### Exercise brief
Show all lines holding "weight".

### Data to process

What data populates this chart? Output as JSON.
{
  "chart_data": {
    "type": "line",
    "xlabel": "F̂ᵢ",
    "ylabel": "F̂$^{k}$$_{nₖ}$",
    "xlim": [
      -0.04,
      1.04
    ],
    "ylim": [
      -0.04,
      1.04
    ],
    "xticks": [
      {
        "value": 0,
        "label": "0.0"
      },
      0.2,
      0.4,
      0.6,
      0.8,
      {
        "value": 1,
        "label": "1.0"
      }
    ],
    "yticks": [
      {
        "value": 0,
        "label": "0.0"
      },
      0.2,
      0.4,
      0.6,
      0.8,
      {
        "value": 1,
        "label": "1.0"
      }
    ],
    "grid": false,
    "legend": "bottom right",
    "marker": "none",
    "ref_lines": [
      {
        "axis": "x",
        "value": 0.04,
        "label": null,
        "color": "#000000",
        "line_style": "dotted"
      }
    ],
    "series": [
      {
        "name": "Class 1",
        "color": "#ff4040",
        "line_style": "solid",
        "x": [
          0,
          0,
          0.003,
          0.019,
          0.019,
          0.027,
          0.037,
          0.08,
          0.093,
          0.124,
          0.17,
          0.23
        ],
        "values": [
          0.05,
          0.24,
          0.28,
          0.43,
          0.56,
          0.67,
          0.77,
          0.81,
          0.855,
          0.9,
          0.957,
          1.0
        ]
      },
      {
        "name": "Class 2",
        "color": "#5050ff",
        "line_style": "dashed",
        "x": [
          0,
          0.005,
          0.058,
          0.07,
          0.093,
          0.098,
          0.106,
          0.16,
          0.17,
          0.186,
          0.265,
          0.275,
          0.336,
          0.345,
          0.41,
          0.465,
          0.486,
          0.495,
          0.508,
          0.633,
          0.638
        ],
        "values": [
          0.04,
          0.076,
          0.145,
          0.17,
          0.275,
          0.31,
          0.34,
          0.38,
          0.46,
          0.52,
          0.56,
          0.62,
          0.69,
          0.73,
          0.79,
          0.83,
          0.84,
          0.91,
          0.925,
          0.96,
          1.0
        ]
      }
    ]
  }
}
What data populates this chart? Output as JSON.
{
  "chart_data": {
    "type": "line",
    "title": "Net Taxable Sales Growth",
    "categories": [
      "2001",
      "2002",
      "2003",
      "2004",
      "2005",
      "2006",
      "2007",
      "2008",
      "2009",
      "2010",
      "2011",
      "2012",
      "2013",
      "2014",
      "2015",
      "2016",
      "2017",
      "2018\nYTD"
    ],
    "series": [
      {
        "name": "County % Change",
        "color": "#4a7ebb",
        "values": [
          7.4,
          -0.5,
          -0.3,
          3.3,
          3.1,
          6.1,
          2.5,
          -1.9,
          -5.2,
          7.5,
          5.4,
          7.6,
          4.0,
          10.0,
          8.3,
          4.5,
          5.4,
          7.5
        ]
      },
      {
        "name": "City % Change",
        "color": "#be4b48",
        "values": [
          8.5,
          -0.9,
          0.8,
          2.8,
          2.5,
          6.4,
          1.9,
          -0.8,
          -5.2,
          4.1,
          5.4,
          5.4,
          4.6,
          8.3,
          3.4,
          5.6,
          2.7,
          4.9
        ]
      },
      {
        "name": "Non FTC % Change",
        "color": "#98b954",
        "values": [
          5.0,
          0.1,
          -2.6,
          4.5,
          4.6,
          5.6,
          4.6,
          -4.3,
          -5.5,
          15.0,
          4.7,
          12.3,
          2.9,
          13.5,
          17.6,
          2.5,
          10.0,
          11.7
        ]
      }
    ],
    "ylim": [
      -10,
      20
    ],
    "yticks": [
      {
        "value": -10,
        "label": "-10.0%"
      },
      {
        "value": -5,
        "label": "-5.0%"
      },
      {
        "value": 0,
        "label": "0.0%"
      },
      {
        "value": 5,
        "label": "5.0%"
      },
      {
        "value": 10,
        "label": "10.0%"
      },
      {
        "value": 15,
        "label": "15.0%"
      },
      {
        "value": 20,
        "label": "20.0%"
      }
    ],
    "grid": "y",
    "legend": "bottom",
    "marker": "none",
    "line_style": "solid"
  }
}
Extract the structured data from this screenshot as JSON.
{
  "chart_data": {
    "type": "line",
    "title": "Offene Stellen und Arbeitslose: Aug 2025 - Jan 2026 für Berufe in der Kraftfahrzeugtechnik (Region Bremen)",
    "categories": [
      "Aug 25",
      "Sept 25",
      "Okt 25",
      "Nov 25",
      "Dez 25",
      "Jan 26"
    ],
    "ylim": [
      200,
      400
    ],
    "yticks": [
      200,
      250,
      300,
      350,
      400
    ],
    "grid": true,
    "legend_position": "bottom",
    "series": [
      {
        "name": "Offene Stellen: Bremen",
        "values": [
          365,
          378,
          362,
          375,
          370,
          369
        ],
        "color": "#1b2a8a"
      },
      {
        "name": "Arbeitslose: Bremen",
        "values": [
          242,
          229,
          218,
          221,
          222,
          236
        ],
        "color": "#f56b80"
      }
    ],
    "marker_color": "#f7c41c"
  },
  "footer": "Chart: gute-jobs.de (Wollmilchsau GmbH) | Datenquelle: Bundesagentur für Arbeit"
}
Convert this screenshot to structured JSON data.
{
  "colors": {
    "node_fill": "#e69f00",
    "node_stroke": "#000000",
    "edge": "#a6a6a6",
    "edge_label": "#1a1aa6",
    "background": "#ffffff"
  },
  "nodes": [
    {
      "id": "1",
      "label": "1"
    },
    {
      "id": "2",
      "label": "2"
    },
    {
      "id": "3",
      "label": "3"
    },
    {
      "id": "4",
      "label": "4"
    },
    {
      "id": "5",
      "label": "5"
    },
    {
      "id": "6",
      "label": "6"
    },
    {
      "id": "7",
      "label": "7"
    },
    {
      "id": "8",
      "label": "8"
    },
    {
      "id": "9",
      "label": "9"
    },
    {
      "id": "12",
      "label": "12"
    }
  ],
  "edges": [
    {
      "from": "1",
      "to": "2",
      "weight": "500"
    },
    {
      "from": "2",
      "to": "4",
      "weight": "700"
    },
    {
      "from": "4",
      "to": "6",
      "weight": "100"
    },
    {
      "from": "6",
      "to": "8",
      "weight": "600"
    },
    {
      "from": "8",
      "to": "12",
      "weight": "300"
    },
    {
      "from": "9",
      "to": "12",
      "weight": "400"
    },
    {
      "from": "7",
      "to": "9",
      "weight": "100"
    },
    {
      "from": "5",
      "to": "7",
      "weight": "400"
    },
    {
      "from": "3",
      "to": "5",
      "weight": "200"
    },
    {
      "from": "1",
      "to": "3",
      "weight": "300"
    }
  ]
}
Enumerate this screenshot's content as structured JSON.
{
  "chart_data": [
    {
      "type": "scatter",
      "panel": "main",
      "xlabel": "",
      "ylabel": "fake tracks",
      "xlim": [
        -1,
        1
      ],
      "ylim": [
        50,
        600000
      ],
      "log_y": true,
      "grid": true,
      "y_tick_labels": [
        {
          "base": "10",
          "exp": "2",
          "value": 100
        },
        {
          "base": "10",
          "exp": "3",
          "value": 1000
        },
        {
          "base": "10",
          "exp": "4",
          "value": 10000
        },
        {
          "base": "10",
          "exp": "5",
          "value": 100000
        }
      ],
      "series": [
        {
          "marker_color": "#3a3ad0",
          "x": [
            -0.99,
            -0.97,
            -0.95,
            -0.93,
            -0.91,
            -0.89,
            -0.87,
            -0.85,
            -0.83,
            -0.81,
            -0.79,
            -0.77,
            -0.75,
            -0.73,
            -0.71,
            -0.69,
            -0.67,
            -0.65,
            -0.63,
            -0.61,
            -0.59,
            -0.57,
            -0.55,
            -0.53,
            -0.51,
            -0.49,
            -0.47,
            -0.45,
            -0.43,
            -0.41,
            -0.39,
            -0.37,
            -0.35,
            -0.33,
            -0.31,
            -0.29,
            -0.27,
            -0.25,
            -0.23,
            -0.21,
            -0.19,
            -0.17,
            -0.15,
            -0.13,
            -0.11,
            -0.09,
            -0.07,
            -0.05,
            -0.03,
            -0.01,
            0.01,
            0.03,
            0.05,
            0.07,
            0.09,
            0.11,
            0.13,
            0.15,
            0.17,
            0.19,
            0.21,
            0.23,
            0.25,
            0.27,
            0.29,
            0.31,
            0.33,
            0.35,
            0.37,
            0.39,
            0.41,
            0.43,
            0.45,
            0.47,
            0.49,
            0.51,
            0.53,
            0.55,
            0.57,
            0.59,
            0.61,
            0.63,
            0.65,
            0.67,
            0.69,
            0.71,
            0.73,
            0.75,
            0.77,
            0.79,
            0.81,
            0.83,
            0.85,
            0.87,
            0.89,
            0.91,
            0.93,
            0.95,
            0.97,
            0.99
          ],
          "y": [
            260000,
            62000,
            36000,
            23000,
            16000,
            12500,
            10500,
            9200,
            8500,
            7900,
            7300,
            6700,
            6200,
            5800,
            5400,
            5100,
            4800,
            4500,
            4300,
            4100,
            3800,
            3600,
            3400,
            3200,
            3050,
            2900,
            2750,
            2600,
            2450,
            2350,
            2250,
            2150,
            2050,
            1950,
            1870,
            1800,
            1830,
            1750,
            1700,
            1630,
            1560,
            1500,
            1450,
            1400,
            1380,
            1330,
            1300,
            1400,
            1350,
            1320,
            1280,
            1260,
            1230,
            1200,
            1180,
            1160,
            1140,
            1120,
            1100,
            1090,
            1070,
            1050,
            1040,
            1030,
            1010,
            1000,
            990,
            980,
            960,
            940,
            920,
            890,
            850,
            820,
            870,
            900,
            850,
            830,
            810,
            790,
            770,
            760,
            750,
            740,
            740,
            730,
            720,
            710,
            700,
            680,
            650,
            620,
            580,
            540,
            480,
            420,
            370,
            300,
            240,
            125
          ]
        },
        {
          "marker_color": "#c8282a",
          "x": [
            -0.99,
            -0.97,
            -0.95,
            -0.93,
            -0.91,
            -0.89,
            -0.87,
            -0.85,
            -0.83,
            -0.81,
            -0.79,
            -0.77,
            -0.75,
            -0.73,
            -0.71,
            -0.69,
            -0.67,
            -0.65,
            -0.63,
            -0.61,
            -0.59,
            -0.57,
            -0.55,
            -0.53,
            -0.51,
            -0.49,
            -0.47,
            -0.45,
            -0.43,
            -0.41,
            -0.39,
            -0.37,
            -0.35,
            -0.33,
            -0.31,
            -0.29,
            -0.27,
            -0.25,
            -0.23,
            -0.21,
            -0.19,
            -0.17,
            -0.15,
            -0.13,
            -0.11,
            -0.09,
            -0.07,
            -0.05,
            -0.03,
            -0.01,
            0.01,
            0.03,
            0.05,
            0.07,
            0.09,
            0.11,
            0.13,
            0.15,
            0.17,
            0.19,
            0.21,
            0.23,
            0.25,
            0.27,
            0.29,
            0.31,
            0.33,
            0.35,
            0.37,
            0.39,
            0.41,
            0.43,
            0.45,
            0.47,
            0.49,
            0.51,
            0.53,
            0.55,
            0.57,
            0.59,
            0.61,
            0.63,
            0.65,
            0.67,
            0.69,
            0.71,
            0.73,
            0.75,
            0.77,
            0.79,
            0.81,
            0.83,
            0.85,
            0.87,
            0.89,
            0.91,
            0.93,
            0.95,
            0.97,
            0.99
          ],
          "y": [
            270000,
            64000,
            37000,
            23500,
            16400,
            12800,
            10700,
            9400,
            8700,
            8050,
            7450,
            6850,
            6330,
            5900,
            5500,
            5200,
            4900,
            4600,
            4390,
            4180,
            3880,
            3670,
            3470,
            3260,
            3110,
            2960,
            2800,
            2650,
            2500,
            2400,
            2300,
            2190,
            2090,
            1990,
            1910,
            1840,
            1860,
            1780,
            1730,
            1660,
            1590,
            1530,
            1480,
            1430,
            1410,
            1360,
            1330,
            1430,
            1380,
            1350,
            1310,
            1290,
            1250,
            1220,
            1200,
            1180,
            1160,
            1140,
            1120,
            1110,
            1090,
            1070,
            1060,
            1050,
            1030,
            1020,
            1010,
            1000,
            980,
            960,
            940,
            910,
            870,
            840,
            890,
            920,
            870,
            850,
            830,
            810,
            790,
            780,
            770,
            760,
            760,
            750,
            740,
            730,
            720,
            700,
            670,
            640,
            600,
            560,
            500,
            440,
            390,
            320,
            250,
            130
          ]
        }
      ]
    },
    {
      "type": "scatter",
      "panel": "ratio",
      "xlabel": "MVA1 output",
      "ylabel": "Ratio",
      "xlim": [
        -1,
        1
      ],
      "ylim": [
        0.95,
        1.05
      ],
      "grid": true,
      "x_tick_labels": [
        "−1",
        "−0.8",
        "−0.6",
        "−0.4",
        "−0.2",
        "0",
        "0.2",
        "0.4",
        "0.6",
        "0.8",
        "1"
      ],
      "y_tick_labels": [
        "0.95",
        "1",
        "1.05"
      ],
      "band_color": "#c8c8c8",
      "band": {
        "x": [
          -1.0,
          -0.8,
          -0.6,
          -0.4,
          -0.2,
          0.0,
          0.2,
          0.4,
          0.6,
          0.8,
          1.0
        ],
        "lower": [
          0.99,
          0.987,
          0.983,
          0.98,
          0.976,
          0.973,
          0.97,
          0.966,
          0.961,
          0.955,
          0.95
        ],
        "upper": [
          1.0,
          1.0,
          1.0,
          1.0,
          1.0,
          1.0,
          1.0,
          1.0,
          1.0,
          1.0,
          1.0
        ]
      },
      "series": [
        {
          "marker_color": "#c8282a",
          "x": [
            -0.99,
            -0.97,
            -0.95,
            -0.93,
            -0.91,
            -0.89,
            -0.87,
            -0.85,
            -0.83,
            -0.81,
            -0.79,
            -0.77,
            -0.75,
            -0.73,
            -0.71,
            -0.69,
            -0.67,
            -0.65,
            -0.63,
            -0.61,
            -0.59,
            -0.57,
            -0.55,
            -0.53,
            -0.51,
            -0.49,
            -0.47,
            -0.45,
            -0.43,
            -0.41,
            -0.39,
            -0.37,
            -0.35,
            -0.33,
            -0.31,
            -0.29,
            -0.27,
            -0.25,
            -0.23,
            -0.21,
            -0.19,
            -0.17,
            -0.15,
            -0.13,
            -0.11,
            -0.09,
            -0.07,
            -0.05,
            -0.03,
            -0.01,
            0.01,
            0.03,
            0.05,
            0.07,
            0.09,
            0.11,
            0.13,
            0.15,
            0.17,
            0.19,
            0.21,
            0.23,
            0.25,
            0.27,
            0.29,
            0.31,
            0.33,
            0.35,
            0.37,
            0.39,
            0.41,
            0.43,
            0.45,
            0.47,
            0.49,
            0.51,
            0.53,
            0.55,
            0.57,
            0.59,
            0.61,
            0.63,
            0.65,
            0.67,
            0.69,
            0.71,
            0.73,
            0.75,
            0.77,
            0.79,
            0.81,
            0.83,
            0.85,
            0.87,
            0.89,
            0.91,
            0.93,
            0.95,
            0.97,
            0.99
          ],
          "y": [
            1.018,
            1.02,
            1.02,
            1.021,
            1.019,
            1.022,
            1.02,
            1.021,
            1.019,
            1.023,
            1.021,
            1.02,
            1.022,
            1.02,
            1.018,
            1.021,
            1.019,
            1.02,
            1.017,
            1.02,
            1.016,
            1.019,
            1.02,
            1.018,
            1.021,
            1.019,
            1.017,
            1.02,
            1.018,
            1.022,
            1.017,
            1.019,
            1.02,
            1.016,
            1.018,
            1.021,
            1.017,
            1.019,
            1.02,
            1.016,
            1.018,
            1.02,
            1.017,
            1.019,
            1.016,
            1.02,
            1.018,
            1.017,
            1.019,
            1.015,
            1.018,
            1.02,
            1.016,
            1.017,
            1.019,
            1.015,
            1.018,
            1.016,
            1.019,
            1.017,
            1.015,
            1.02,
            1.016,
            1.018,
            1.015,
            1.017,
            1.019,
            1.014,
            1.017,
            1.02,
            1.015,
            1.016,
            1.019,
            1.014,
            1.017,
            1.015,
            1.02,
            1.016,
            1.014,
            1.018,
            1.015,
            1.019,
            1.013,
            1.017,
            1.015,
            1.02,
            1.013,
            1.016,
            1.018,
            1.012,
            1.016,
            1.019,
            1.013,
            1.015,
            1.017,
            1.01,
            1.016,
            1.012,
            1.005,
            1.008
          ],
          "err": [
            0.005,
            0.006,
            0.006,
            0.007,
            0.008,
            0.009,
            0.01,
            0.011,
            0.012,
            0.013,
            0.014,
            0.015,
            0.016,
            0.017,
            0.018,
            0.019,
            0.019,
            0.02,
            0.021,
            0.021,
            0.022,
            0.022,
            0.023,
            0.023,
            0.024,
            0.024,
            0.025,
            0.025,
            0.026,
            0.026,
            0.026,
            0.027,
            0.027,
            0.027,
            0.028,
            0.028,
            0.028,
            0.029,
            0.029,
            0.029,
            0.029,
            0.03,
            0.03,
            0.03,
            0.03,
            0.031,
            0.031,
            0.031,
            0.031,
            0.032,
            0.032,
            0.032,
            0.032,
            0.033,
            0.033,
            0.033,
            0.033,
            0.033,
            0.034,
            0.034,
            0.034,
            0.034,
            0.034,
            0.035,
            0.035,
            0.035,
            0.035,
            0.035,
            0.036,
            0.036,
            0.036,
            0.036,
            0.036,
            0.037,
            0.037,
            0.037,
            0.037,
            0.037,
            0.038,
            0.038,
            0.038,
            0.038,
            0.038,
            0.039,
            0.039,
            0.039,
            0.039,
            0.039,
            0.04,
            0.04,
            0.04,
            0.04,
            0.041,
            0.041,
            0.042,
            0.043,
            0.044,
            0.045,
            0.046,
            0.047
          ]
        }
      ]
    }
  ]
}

### Solution for this exercise
      "weight": "500"
      "weight": "700"
      "weight": "100"
      "weight": "600"
      "weight": "300"
      "weight": "400"
      "weight": "100"
      "weight": "400"
      "weight": "200"
      "weight": "300"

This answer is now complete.